In the listing below, find every line with the string "在校期间" and pull it out.

>> begin SOURCE RECORDS

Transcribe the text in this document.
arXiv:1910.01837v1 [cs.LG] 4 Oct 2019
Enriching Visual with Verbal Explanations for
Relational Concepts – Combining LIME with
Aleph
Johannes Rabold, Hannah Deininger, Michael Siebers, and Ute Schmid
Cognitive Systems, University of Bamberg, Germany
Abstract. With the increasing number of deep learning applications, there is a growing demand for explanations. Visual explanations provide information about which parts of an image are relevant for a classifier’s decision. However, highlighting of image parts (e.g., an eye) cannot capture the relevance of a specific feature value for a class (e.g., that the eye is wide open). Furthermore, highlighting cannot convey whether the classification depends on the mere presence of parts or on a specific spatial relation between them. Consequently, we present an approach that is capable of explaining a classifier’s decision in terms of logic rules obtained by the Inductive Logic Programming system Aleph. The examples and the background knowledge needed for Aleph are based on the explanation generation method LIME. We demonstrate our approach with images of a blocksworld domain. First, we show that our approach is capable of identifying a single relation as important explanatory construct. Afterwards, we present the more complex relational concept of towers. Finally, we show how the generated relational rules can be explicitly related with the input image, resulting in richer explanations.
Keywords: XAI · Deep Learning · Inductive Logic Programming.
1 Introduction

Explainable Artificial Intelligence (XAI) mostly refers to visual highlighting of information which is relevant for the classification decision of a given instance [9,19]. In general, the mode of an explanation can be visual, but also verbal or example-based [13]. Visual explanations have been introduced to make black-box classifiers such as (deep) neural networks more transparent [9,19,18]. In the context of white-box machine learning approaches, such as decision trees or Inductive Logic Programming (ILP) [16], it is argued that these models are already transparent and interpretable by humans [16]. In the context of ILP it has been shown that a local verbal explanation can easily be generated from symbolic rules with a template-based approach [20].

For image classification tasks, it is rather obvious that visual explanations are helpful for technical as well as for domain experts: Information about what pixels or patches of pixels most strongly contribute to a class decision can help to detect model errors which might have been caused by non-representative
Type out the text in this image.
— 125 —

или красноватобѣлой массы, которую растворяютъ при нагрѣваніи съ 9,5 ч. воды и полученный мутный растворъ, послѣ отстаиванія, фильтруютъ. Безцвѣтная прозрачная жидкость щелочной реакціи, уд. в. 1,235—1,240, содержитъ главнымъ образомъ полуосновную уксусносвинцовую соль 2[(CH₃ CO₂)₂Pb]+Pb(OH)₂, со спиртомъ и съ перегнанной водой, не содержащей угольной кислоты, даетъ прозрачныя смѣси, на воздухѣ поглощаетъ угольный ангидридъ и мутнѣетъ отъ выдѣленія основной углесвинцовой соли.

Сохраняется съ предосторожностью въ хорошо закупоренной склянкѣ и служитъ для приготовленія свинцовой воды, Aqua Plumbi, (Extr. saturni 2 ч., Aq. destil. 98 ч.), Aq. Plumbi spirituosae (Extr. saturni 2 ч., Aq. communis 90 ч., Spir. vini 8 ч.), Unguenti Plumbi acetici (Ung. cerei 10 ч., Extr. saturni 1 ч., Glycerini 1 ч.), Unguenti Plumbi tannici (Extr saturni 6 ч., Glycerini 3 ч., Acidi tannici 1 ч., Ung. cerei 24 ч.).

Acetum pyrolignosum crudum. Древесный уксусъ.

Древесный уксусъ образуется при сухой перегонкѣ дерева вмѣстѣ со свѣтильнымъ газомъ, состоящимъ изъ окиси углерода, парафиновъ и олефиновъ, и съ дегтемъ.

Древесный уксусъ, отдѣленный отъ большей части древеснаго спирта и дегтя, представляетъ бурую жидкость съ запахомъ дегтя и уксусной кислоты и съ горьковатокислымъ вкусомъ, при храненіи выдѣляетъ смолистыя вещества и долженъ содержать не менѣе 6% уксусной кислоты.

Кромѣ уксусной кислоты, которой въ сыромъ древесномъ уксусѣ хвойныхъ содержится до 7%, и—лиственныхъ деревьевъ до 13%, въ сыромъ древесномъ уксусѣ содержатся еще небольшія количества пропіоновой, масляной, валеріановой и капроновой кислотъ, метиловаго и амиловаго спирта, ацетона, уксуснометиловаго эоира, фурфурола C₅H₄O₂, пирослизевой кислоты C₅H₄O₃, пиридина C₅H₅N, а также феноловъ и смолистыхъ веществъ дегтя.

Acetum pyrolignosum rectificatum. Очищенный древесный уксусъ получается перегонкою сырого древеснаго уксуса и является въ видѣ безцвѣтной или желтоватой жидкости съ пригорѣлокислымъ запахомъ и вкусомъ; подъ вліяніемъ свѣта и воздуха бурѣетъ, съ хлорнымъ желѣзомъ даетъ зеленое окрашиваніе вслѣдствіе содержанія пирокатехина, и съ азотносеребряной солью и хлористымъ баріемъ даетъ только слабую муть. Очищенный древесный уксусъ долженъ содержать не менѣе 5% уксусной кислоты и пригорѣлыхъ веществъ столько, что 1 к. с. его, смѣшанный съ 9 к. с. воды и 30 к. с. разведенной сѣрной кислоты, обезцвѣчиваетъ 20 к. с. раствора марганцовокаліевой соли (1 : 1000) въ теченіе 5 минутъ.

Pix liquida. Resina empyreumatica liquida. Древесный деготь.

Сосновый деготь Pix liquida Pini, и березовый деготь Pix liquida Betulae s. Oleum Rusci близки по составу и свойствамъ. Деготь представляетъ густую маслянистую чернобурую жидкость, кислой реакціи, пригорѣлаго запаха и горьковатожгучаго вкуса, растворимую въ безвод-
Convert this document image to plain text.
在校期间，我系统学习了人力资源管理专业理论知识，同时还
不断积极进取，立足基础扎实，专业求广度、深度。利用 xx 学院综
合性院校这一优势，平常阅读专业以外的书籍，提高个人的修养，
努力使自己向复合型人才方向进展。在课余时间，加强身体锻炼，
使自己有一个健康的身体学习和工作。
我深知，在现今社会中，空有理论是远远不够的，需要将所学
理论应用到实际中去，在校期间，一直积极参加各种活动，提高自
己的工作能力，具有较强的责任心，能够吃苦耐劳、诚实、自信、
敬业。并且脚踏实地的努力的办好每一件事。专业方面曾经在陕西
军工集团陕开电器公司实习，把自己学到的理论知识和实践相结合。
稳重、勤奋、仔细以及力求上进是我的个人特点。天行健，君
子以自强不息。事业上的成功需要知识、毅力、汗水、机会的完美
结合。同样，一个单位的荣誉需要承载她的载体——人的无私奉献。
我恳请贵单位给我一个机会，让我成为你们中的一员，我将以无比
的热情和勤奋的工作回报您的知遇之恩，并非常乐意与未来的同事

>> end SOURCE RECORDS

ANSWER TO THIS PROBLEM —
在校期间，我系统学习了人力资源管理专业理论知识，同时还
理论应用到实际中去，在校期间，一直积极参加各种活动，提高自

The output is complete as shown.